Consigne écrite A
Changez « affiliation partisane » en « identification partisane », puis recopiez le passage du texte sur la participation électorale qui commence par les mots contenant « Pour ce faire, nous » et se termine par « et al., 1960). ».
Consigne écrite B
Filtrez les enregistrements en recopiant chaque ligne qui contient la chaîne « decoded ». Tenez compte de la casse.

Extrait du texte
==========

Pour ce faire, nous devons prendre en compte les autres facteurs, principalement motivationnels, qui façonnent la participation : l'intérêt pour la politique, la conviction que voter est un devoir et l'affiliation partisane. À la suite de Blais et Daoust (2020), nous nous concentrons sur deux attitudes motivationnelles puissantes : l'intérêt pour la politique et la conviction que le vote est un devoir civique. Il existe de solides preuves empiriques que chacune de ces deux attitudes affecte la décision de voter, c'est-à-dire que les personnes qui ne s'intéressent pas beaucoup à la politique ou qui n'ont pas le sentiment d'avoir une obligation morale de voter sont beaucoup plus enclines à s'abstenir. Nous incluons une troisième variable, à savoir si l'on se sent proche d'un parti politique, car ceux qui se sentent proches d'un parti sont plus enclins à voter (Campbell et al., 1960).

Le niveau d'intérêt pour la politique est mesuré par une question simple demandant dans quelle mesure on s'intéresse à la politique (Q49, première et troisième vagues); l'intérêt moyen sur une échelle de 0 à 1 est de 0,71; la réponse la plus courante est « moyennement intéressé(e) », suivie de « très intéressé(e) » 25 . Le sens du devoir civique est abordé par la question proposée par Blais et Achen (2019), où les répondants étaient invités à dire s'ils considéraient le vote comme un devoir ou un choix (Q55r, première vague); 74 % ont choisi le devoir. Les identificateurs de parti sont définis comme ceux qui indiquent qu'ils se sentent proches d'un parti politique fédéral (Q64, première vague); 45 % des répondants se sentent proches d'un parti.

==========

Lignes enregistrées
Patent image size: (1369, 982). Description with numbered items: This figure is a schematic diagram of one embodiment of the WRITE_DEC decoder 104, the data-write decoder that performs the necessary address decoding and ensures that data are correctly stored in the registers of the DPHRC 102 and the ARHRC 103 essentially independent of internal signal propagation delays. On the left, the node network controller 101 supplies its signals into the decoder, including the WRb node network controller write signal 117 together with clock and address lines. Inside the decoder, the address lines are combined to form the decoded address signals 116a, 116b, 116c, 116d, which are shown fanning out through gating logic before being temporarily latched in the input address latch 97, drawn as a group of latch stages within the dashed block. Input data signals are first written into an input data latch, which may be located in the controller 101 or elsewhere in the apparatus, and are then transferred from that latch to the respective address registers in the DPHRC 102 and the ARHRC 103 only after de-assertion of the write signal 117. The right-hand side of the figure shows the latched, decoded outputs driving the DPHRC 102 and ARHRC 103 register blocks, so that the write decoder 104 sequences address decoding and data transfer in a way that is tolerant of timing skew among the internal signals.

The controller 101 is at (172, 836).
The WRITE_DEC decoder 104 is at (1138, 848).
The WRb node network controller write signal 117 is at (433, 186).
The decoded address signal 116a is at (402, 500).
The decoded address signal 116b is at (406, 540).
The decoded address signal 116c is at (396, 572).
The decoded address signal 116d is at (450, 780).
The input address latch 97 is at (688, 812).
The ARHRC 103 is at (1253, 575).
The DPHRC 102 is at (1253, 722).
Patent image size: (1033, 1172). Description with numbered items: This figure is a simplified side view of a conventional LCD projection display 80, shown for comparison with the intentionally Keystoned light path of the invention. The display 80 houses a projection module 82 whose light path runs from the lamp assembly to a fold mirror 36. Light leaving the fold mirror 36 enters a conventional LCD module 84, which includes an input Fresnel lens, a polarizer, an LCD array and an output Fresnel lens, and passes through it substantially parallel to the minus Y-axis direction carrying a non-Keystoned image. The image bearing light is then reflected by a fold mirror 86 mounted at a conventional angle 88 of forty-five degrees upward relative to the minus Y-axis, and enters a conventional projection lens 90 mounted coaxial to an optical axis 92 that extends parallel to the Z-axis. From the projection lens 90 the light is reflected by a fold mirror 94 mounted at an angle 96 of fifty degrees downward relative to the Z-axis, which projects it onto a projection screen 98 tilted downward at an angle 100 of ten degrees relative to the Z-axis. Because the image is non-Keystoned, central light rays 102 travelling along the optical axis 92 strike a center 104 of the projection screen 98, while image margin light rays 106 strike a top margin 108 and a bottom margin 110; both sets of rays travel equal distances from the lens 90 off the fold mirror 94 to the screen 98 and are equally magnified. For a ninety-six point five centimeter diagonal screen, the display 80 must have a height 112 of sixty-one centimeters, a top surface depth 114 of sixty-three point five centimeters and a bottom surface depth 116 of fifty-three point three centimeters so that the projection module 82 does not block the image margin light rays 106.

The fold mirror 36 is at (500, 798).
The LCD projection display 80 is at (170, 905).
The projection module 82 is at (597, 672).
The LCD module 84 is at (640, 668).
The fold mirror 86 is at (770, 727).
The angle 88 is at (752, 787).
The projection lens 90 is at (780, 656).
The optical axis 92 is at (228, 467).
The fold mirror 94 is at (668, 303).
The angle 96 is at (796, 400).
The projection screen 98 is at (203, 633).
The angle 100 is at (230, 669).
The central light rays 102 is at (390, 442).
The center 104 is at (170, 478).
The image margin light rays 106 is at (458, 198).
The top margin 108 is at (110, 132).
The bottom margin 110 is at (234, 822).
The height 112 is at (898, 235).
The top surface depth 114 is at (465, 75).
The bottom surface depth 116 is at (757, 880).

==========

Réponse rédigée A
Pour ce faire, nous devons prendre en compte les autres facteurs, principalement motivationnels, qui façonnent la participation : l'intérêt pour la politique, la conviction que voter est un devoir et l'identification partisane. À la suite de Blais et Daoust (2020), nous nous concentrons sur deux attitudes motivationnelles puissantes : l'intérêt pour la politique et la conviction que le vote est un devoir civique. Il existe de solides preuves empiriques que chacune de ces deux attitudes affecte la décision de voter, c'est-à-dire que les personnes qui ne s'intéressent pas beaucoup à la politique ou qui n'ont pas le sentiment d'avoir une obligation morale de voter sont beaucoup plus enclines à s'abstenir. Nous incluons une troisième variable, à savoir si l'on se sent proche d'un parti politique, car ceux qui se sentent proches d'un parti sont plus enclins à voter (Campbell et al., 1960).

Réponse rédigée B
Patent image size: (1369, 982). Description with numbered items: This figure is a schematic diagram of one embodiment of the WRITE_DEC decoder 104, the data-write decoder that performs the necessary address decoding and ensures that data are correctly stored in the registers of the DPHRC 102 and the ARHRC 103 essentially independent of internal signal propagation delays. On the left, the node network controller 101 supplies its signals into the decoder, including the WRb node network controller write signal 117 together with clock and address lines. Inside the decoder, the address lines are combined to form the decoded address signals 116a, 116b, 116c, 116d, which are shown fanning out through gating logic before being temporarily latched in the input address latch 97, drawn as a group of latch stages within the dashed block. Input data signals are first written into an input data latch, which may be located in the controller 101 or elsewhere in the apparatus, and are then transferred from that latch to the respective address registers in the DPHRC 102 and the ARHRC 103 only after de-assertion of the write signal 117. The right-hand side of the figure shows the latched, decoded outputs driving the DPHRC 102 and ARHRC 103 register blocks, so that the write decoder 104 sequences address decoding and data transfer in a way that is tolerant of timing skew among the internal signals.
The decoded address signal 116a is at (402, 500).
The decoded address signal 116b is at (406, 540).
The decoded address signal 116c is at (396, 572).
The decoded address signal 116d is at (450, 780).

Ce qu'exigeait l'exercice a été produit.